Give all of the lines again exactly as they read.
-- Start of Data section --
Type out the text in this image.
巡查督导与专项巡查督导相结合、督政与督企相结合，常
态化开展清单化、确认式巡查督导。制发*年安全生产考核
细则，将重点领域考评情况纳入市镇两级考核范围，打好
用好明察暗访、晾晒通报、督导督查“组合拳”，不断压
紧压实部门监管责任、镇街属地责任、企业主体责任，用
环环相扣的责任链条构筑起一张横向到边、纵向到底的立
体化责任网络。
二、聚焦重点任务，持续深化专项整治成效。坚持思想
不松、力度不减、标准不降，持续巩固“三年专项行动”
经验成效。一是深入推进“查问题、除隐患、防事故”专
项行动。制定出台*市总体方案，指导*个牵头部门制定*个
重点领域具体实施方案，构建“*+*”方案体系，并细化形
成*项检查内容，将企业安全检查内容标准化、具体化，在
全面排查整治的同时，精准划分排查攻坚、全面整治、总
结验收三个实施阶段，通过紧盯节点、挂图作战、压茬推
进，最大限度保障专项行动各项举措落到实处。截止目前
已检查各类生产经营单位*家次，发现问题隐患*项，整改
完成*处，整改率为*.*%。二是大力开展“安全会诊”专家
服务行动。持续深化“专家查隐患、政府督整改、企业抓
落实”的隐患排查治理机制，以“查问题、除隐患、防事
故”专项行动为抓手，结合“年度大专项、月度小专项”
-- End of Data section --
Complete answer:
Type out the text in this image.
巡查督导与专项巡查督导相结合、督政与督企相结合，常
态化开展清单化、确认式巡查督导。制发*年安全生产考核
细则，将重点领域考评情况纳入市镇两级考核范围，打好
用好明察暗访、晾晒通报、督导督查“组合拳”，不断压
紧压实部门监管责任、镇街属地责任、企业主体责任，用
环环相扣的责任链条构筑起一张横向到边、纵向到底的立
体化责任网络。
二、聚焦重点任务，持续深化专项整治成效。坚持思想
不松、力度不减、标准不降，持续巩固“三年专项行动”
经验成效。一是深入推进“查问题、除隐患、防事故”专
项行动。制定出台*市总体方案，指导*个牵头部门制定*个
重点领域具体实施方案，构建“*+*”方案体系，并细化形
成*项检查内容，将企业安全检查内容标准化、具体化，在
全面排查整治的同时，精准划分排查攻坚、全面整治、总
结验收三个实施阶段，通过紧盯节点、挂图作战、压茬推
进，最大限度保障专项行动各项举措落到实处。截止目前
已检查各类生产经营单位*家次，发现问题隐患*项，整改
完成*处，整改率为*.*%。二是大力开展“安全会诊”专家
服务行动。持续深化“专家查隐患、政府督整改、企业抓
落实”的隐患排查治理机制，以“查问题、除隐患、防事
故”专项行动为抓手，结合“年度大专项、月度小专项”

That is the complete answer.